- **EXERCISE GOAL**
Return every one of the rows below line for line, with nothing altered.

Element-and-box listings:
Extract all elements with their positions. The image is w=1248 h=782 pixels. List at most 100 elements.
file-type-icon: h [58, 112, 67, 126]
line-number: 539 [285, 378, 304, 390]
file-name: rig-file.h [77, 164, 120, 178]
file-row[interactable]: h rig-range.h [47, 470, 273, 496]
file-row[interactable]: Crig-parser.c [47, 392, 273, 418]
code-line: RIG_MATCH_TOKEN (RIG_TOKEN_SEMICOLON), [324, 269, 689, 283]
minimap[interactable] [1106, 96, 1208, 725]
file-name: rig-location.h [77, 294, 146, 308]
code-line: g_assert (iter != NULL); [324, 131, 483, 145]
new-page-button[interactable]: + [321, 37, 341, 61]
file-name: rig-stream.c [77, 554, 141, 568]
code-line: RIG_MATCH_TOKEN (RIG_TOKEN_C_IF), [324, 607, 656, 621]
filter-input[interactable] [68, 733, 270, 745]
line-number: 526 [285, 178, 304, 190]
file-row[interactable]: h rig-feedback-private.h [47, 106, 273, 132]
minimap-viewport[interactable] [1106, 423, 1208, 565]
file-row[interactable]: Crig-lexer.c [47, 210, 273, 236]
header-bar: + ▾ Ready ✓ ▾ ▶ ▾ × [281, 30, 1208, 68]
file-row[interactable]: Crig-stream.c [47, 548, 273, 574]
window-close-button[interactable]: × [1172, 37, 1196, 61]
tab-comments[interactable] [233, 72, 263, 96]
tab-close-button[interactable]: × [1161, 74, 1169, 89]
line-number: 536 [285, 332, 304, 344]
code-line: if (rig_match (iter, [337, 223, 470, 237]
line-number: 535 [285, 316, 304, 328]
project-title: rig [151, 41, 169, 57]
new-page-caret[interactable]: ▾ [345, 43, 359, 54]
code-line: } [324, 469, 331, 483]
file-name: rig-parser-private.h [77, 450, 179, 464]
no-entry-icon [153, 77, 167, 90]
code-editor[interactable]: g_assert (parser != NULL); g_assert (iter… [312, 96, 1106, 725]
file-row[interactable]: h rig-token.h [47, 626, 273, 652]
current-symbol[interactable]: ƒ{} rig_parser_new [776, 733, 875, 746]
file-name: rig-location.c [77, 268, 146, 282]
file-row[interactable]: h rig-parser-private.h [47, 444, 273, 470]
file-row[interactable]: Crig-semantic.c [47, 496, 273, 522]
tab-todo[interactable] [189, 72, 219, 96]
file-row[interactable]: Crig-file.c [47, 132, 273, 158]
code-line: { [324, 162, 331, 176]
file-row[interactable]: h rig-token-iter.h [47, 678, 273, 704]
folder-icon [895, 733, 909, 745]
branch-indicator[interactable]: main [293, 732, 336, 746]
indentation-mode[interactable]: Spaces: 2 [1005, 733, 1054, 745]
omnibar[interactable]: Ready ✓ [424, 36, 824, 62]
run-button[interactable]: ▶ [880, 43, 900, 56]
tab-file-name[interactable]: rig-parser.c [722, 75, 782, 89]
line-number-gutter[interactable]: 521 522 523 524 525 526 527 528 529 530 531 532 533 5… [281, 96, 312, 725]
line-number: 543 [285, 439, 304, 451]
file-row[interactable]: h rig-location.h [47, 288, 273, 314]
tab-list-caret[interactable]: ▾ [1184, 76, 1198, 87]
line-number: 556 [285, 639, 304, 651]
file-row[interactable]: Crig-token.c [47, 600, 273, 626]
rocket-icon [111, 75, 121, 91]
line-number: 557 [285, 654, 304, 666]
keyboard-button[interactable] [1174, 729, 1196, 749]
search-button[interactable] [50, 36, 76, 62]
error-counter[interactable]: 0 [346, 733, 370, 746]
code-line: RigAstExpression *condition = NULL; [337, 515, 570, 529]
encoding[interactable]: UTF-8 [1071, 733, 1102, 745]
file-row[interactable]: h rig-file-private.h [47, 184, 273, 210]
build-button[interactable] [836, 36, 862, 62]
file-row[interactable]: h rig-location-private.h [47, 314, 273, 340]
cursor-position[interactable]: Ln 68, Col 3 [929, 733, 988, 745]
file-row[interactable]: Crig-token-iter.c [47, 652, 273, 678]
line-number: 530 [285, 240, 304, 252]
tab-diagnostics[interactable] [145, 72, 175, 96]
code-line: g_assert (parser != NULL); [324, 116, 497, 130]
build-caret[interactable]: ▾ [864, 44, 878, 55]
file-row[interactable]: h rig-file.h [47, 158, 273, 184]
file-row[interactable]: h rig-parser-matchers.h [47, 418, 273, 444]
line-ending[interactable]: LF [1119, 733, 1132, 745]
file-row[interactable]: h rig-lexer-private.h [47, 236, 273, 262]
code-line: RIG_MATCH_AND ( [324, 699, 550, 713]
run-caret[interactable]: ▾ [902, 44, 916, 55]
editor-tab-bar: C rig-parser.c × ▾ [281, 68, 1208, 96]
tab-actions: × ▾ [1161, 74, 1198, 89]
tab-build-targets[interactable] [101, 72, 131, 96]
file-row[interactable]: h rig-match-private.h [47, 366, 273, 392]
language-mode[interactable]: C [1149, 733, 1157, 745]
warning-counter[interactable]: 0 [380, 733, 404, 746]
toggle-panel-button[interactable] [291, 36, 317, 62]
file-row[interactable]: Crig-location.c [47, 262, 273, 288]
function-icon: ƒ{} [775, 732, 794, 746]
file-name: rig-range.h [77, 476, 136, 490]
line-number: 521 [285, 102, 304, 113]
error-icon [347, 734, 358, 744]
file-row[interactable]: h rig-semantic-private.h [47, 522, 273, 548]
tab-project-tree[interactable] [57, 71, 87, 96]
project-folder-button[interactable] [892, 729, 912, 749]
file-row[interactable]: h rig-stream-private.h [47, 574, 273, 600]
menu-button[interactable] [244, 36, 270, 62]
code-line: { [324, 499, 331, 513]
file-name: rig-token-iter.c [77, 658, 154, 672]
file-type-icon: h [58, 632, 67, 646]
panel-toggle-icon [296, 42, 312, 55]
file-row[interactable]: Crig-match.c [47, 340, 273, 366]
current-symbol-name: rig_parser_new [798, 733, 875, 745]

- **WORKED ANSWER**
Extract all elements with their positions. The image is w=1248 h=782 pixels. List at most 100 elements.
file-type-icon: h [58, 112, 67, 126]
line-number: 539 [285, 378, 304, 390]
file-name: rig-file.h [77, 164, 120, 178]
file-row[interactable]: h rig-range.h [47, 470, 273, 496]
file-row[interactable]: Crig-parser.c [47, 392, 273, 418]
code-line: RIG_MATCH_TOKEN (RIG_TOKEN_SEMICOLON), [324, 269, 689, 283]
minimap[interactable] [1106, 96, 1208, 725]
file-name: rig-location.h [77, 294, 146, 308]
code-line: g_assert (iter != NULL); [324, 131, 483, 145]
new-page-button[interactable]: + [321, 37, 341, 61]
file-name: rig-stream.c [77, 554, 141, 568]
code-line: RIG_MATCH_TOKEN (RIG_TOKEN_C_IF), [324, 607, 656, 621]
filter-input[interactable] [68, 733, 270, 745]
line-number: 526 [285, 178, 304, 190]
file-row[interactable]: h rig-feedback-private.h [47, 106, 273, 132]
minimap-viewport[interactable] [1106, 423, 1208, 565]
file-row[interactable]: Crig-lexer.c [47, 210, 273, 236]
header-bar: + ▾ Ready ✓ ▾ ▶ ▾ × [281, 30, 1208, 68]
file-row[interactable]: Crig-stream.c [47, 548, 273, 574]
window-close-button[interactable]: × [1172, 37, 1196, 61]
tab-comments[interactable] [233, 72, 263, 96]
tab-close-button[interactable]: × [1161, 74, 1169, 89]
line-number: 536 [285, 332, 304, 344]
code-line: if (rig_match (iter, [337, 223, 470, 237]
line-number: 535 [285, 316, 304, 328]
project-title: rig [151, 41, 169, 57]
new-page-caret[interactable]: ▾ [345, 43, 359, 54]
code-line: } [324, 469, 331, 483]
file-name: rig-parser-private.h [77, 450, 179, 464]
no-entry-icon [153, 77, 167, 90]
code-editor[interactable]: g_assert (parser != NULL); g_assert (iter… [312, 96, 1106, 725]
file-row[interactable]: h rig-token.h [47, 626, 273, 652]
current-symbol[interactable]: ƒ{} rig_parser_new [776, 733, 875, 746]
file-name: rig-location.c [77, 268, 146, 282]
file-row[interactable]: h rig-parser-private.h [47, 444, 273, 470]
file-row[interactable]: Crig-semantic.c [47, 496, 273, 522]
tab-todo[interactable] [189, 72, 219, 96]
file-row[interactable]: Crig-file.c [47, 132, 273, 158]
code-line: { [324, 162, 331, 176]
file-row[interactable]: h rig-token-iter.h [47, 678, 273, 704]
folder-icon [895, 733, 909, 745]
branch-indicator[interactable]: main [293, 732, 336, 746]
indentation-mode[interactable]: Spaces: 2 [1005, 733, 1054, 745]
omnibar[interactable]: Ready ✓ [424, 36, 824, 62]
run-button[interactable]: ▶ [880, 43, 900, 56]
tab-file-name[interactable]: rig-parser.c [722, 75, 782, 89]
line-number-gutter[interactable]: 521 522 523 524 525 526 527 528 529 530 531 532 533 5… [281, 96, 312, 725]
line-number: 543 [285, 439, 304, 451]
file-row[interactable]: h rig-location.h [47, 288, 273, 314]
tab-list-caret[interactable]: ▾ [1184, 76, 1198, 87]
line-number: 556 [285, 639, 304, 651]
file-row[interactable]: Crig-token.c [47, 600, 273, 626]
rocket-icon [111, 75, 121, 91]
line-number: 557 [285, 654, 304, 666]
keyboard-button[interactable] [1174, 729, 1196, 749]
search-button[interactable] [50, 36, 76, 62]
error-counter[interactable]: 0 [346, 733, 370, 746]
code-line: RigAstExpression *condition = NULL; [337, 515, 570, 529]
encoding[interactable]: UTF-8 [1071, 733, 1102, 745]
file-row[interactable]: h rig-file-private.h [47, 184, 273, 210]
build-button[interactable] [836, 36, 862, 62]
file-row[interactable]: h rig-location-private.h [47, 314, 273, 340]
cursor-position[interactable]: Ln 68, Col 3 [929, 733, 988, 745]
file-row[interactable]: Crig-token-iter.c [47, 652, 273, 678]
line-number: 530 [285, 240, 304, 252]
tab-diagnostics[interactable] [145, 72, 175, 96]
code-line: g_assert (parser != NULL); [324, 116, 497, 130]
build-caret[interactable]: ▾ [864, 44, 878, 55]
file-row[interactable]: h rig-file.h [47, 158, 273, 184]
file-row[interactable]: h rig-parser-matchers.h [47, 418, 273, 444]
line-ending[interactable]: LF [1119, 733, 1132, 745]
file-row[interactable]: h rig-lexer-private.h [47, 236, 273, 262]
code-line: RIG_MATCH_AND ( [324, 699, 550, 713]
run-caret[interactable]: ▾ [902, 44, 916, 55]
editor-tab-bar: C rig-parser.c × ▾ [281, 68, 1208, 96]
tab-actions: × ▾ [1161, 74, 1198, 89]
tab-build-targets[interactable] [101, 72, 131, 96]
file-row[interactable]: h rig-match-private.h [47, 366, 273, 392]
language-mode[interactable]: C [1149, 733, 1157, 745]
warning-counter[interactable]: 0 [380, 733, 404, 746]
toggle-panel-button[interactable] [291, 36, 317, 62]
file-row[interactable]: Crig-location.c [47, 262, 273, 288]
function-icon: ƒ{} [775, 732, 794, 746]
file-name: rig-range.h [77, 476, 136, 490]
line-number: 521 [285, 102, 304, 113]
error-icon [347, 734, 358, 744]
file-row[interactable]: h rig-semantic-private.h [47, 522, 273, 548]
tab-project-tree[interactable] [57, 71, 87, 96]
project-folder-button[interactable] [892, 729, 912, 749]
file-row[interactable]: h rig-stream-private.h [47, 574, 273, 600]
menu-button[interactable] [244, 36, 270, 62]
code-line: { [324, 499, 331, 513]
file-name: rig-token-iter.c [77, 658, 154, 672]
file-type-icon: h [58, 632, 67, 646]
panel-toggle-icon [296, 42, 312, 55]
file-row[interactable]: Crig-match.c [47, 340, 273, 366]
current-symbol-name: rig_parser_new [798, 733, 875, 745]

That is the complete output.